SHORT EXERCISE = Transcribe every record that appears below, exactly and in full.

MATERIAL SHOWN =
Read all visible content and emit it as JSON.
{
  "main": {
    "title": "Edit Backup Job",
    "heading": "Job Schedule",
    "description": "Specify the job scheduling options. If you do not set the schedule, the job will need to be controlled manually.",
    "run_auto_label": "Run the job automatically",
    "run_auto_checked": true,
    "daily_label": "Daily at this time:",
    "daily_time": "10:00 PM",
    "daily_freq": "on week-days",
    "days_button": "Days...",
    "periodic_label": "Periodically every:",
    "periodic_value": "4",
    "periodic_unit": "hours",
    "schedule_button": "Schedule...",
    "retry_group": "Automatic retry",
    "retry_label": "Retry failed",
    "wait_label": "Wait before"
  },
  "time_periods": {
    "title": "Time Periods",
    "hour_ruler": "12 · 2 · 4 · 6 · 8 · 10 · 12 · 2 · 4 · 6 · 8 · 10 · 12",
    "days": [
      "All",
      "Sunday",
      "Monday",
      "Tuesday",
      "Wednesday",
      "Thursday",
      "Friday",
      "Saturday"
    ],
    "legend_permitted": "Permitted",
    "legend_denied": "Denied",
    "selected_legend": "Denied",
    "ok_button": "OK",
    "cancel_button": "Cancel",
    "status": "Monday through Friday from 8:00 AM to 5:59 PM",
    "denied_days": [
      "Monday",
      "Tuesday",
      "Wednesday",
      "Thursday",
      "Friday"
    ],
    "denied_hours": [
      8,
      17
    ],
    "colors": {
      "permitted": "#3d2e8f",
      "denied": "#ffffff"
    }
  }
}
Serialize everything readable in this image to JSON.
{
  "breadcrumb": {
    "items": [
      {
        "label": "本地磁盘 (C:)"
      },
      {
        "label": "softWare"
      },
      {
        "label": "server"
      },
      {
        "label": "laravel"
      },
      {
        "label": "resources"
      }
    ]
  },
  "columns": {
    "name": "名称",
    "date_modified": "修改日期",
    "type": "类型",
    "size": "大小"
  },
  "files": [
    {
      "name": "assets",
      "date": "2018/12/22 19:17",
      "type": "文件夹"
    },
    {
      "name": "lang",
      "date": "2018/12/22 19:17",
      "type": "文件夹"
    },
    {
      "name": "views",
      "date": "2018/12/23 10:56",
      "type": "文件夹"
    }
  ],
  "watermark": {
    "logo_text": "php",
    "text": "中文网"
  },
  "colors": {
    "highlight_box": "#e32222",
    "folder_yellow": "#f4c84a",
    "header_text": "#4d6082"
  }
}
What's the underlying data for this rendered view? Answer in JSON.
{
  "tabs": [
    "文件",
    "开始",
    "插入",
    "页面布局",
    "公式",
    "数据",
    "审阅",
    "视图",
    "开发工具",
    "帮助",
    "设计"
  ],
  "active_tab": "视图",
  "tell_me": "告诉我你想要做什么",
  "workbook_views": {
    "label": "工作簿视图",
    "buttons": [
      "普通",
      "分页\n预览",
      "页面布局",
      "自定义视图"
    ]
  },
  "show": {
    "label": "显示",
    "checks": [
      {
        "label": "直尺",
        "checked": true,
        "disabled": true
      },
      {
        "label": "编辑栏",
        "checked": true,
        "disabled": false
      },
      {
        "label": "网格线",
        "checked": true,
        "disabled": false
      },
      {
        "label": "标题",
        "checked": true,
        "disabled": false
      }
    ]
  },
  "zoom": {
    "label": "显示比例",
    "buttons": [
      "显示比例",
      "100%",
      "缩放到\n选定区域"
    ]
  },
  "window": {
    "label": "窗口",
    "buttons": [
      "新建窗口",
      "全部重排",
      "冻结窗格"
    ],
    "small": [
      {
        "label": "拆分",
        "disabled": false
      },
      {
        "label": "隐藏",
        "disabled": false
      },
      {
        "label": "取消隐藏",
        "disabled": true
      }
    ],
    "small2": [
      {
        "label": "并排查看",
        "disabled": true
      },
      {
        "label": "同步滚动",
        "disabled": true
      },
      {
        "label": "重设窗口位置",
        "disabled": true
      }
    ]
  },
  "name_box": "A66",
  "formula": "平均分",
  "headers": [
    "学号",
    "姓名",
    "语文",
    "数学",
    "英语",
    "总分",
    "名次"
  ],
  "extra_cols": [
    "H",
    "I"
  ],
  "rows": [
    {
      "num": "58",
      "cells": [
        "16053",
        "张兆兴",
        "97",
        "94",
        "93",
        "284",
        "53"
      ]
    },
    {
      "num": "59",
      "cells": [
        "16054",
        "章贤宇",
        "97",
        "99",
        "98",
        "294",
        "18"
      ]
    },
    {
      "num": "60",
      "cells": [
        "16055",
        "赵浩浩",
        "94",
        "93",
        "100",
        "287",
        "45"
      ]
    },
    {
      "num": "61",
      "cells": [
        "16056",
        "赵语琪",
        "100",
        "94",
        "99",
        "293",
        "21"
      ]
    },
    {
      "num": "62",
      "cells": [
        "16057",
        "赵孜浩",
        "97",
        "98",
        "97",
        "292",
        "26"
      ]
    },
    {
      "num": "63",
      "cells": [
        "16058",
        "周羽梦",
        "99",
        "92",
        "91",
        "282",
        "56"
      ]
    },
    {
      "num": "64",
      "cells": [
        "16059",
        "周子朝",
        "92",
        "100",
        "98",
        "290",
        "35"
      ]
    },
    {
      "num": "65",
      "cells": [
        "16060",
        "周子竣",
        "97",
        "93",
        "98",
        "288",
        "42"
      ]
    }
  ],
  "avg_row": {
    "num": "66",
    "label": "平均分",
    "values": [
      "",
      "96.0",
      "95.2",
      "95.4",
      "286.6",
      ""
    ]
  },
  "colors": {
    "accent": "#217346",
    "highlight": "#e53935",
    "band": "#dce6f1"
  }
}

RESULT =
Read all visible content and emit it as JSON.
{
  "main": {
    "title": "Edit Backup Job",
    "heading": "Job Schedule",
    "description": "Specify the job scheduling options. If you do not set the schedule, the job will need to be controlled manually.",
    "run_auto_label": "Run the job automatically",
    "run_auto_checked": true,
    "daily_label": "Daily at this time:",
    "daily_time": "10:00 PM",
    "daily_freq": "on week-days",
    "days_button": "Days...",
    "periodic_label": "Periodically every:",
    "periodic_value": "4",
    "periodic_unit": "hours",
    "schedule_button": "Schedule...",
    "retry_group": "Automatic retry",
    "retry_label": "Retry failed",
    "wait_label": "Wait before"
  },
  "time_periods": {
    "title": "Time Periods",
    "hour_ruler": "12 · 2 · 4 · 6 · 8 · 10 · 12 · 2 · 4 · 6 · 8 · 10 · 12",
    "days": [
      "All",
      "Sunday",
      "Monday",
      "Tuesday",
      "Wednesday",
      "Thursday",
      "Friday",
      "Saturday"
    ],
    "legend_permitted": "Permitted",
    "legend_denied": "Denied",
    "selected_legend": "Denied",
    "ok_button": "OK",
    "cancel_button": "Cancel",
    "status": "Monday through Friday from 8:00 AM to 5:59 PM",
    "denied_days": [
      "Monday",
      "Tuesday",
      "Wednesday",
      "Thursday",
      "Friday"
    ],
    "denied_hours": [
      8,
      17
    ],
    "colors": {
      "permitted": "#3d2e8f",
      "denied": "#ffffff"
    }
  }
}
Serialize everything readable in this image to JSON.
{
  "breadcrumb": {
    "items": [
      {
        "label": "本地磁盘 (C:)"
      },
      {
        "label": "softWare"
      },
      {
        "label": "server"
      },
      {
        "label": "laravel"
      },
      {
        "label": "resources"
      }
    ]
  },
  "columns": {
    "name": "名称",
    "date_modified": "修改日期",
    "type": "类型",
    "size": "大小"
  },
  "files": [
    {
      "name": "assets",
      "date": "2018/12/22 19:17",
      "type": "文件夹"
    },
    {
      "name": "lang",
      "date": "2018/12/22 19:17",
      "type": "文件夹"
    },
    {
      "name": "views",
      "date": "2018/12/23 10:56",
      "type": "文件夹"
    }
  ],
  "watermark": {
    "logo_text": "php",
    "text": "中文网"
  },
  "colors": {
    "highlight_box": "#e32222",
    "folder_yellow": "#f4c84a",
    "header_text": "#4d6082"
  }
}
What's the underlying data for this rendered view? Answer in JSON.
{
  "tabs": [
    "文件",
    "开始",
    "插入",
    "页面布局",
    "公式",
    "数据",
    "审阅",
    "视图",
    "开发工具",
    "帮助",
    "设计"
  ],
  "active_tab": "视图",
  "tell_me": "告诉我你想要做什么",
  "workbook_views": {
    "label": "工作簿视图",
    "buttons": [
      "普通",
      "分页\n预览",
      "页面布局",
      "自定义视图"
    ]
  },
  "show": {
    "label": "显示",
    "checks": [
      {
        "label": "直尺",
        "checked": true,
        "disabled": true
      },
      {
        "label": "编辑栏",
        "checked": true,
        "disabled": false
      },
      {
        "label": "网格线",
        "checked": true,
        "disabled": false
      },
      {
        "label": "标题",
        "checked": true,
        "disabled": false
      }
    ]
  },
  "zoom": {
    "label": "显示比例",
    "buttons": [
      "显示比例",
      "100%",
      "缩放到\n选定区域"
    ]
  },
  "window": {
    "label": "窗口",
    "buttons": [
      "新建窗口",
      "全部重排",
      "冻结窗格"
    ],
    "small": [
      {
        "label": "拆分",
        "disabled": false
      },
      {
        "label": "隐藏",
        "disabled": false
      },
      {
        "label": "取消隐藏",
        "disabled": true
      }
    ],
    "small2": [
      {
        "label": "并排查看",
        "disabled": true
      },
      {
        "label": "同步滚动",
        "disabled": true
      },
      {
        "label": "重设窗口位置",
        "disabled": true
      }
    ]
  },
  "name_box": "A66",
  "formula": "平均分",
  "headers": [
    "学号",
    "姓名",
    "语文",
    "数学",
    "英语",
    "总分",
    "名次"
  ],
  "extra_cols": [
    "H",
    "I"
  ],
  "rows": [
    {
      "num": "58",
      "cells": [
        "16053",
        "张兆兴",
        "97",
        "94",
        "93",
        "284",
        "53"
      ]
    },
    {
      "num": "59",
      "cells": [
        "16054",
        "章贤宇",
        "97",
        "99",
        "98",
        "294",
        "18"
      ]
    },
    {
      "num": "60",
      "cells": [
        "16055",
        "赵浩浩",
        "94",
        "93",
        "100",
        "287",
        "45"
      ]
    },
    {
      "num": "61",
      "cells": [
        "16056",
        "赵语琪",
        "100",
        "94",
        "99",
        "293",
        "21"
      ]
    },
    {
      "num": "62",
      "cells": [
        "16057",
        "赵孜浩",
        "97",
        "98",
        "97",
        "292",
        "26"
      ]
    },
    {
      "num": "63",
      "cells": [
        "16058",
        "周羽梦",
        "99",
        "92",
        "91",
        "282",
        "56"
      ]
    },
    {
      "num": "64",
      "cells": [
        "16059",
        "周子朝",
        "92",
        "100",
        "98",
        "290",
        "35"
      ]
    },
    {
      "num": "65",
      "cells": [
        "16060",
        "周子竣",
        "97",
        "93",
        "98",
        "288",
        "42"
      ]
    }
  ],
  "avg_row": {
    "num": "66",
    "label": "平均分",
    "values": [
      "",
      "96.0",
      "95.2",
      "95.4",
      "286.6",
      ""
    ]
  },
  "colors": {
    "accent": "#217346",
    "highlight": "#e53935",
    "band": "#dce6f1"
  }
}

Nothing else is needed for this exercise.